▶ _Data excerpts_:

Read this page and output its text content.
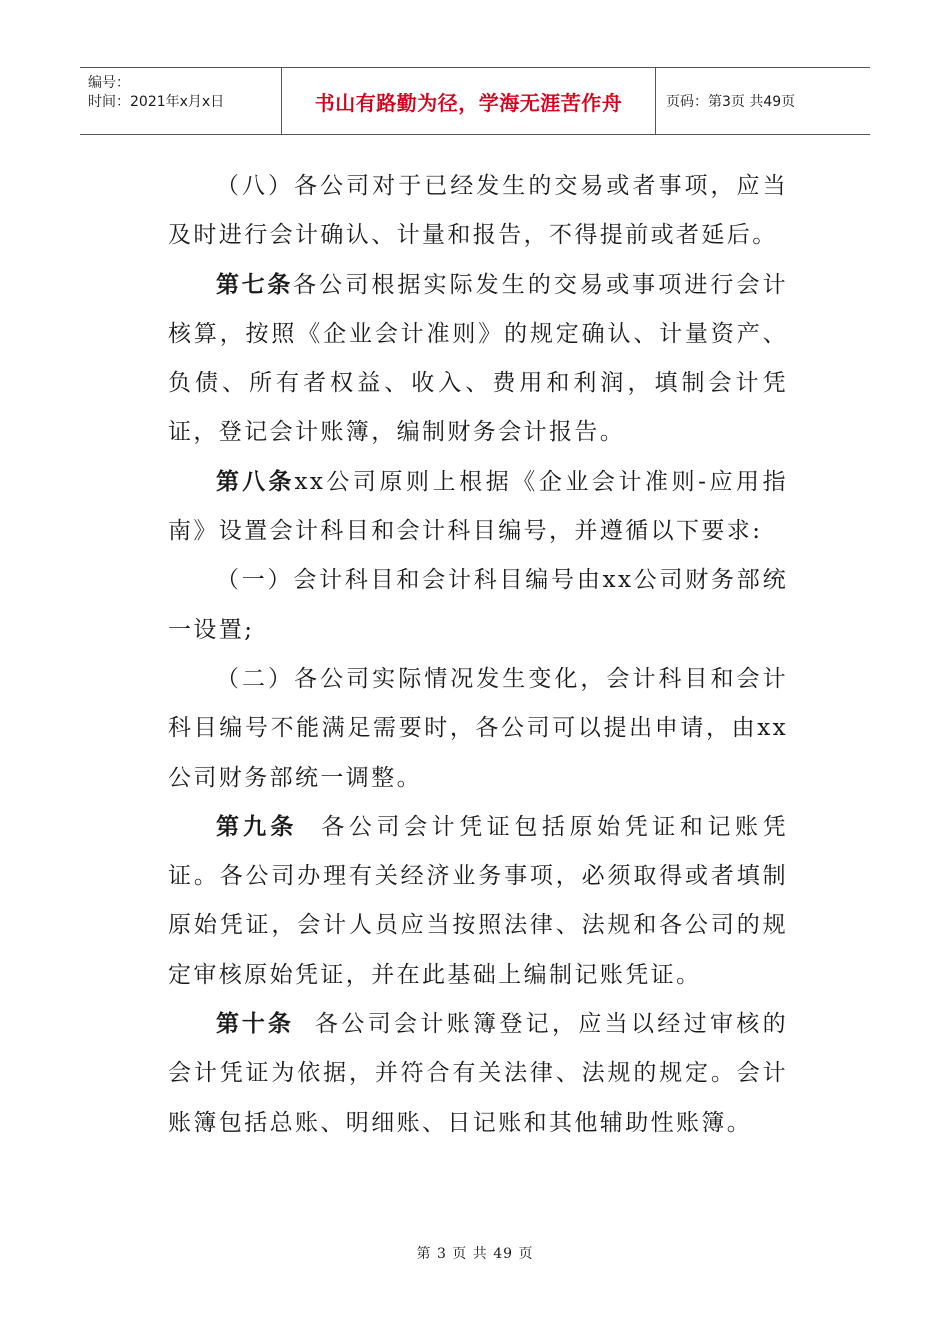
编号：
时间：2021年x月x日	书山有路勤为径，学海无涯苦作舟	页码：第3页 共49页

（八）各公司对于已经发生的交易或者事项，应当及时进行会计确认、计量和报告，不得提前或者延后。

第七条各公司根据实际发生的交易或事项进行会计核算，按照《企业会计准则》的规定确认、计量资产、负债、所有者权益、收入、费用和利润，填制会计凭证，登记会计账簿，编制财务会计报告。

第八条xx公司原则上根据《企业会计准则-应用指南》设置会计科目和会计科目编号，并遵循以下要求:

（一）会计科目和会计科目编号由xx公司财务部统一设置;

（二）各公司实际情况发生变化，会计科目和会计科目编号不能满足需要时，各公司可以提出申请，由xx公司财务部统一调整。

第九条  各公司会计凭证包括原始凭证和记账凭证。各公司办理有关经济业务事项，必须取得或者填制原始凭证，会计人员应当按照法律、法规和各公司的规定审核原始凭证，并在此基础上编制记账凭证。

第十条  各公司会计账簿登记，应当以经过审核的会计凭证为依据，并符合有关法律、法规的规定。会计账簿包括总账、明细账、日记账和其他辅助性账簿。

第 3 页 共 49 页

▶ _EXERCISE DETAILS_:
Copy out every line of the listing that includes the string "企业会计准则".

▶ _FULL ANSWER_:
第七条各公司根据实际发生的交易或事项进行会计核算，按照《企业会计准则》的规定确认、计量资产、负债、所有者权益、收入、费用和利润，填制会计凭证，登记会计账簿，编制财务会计报告。
第八条xx公司原则上根据《企业会计准则-应用指南》设置会计科目和会计科目编号，并遵循以下要求:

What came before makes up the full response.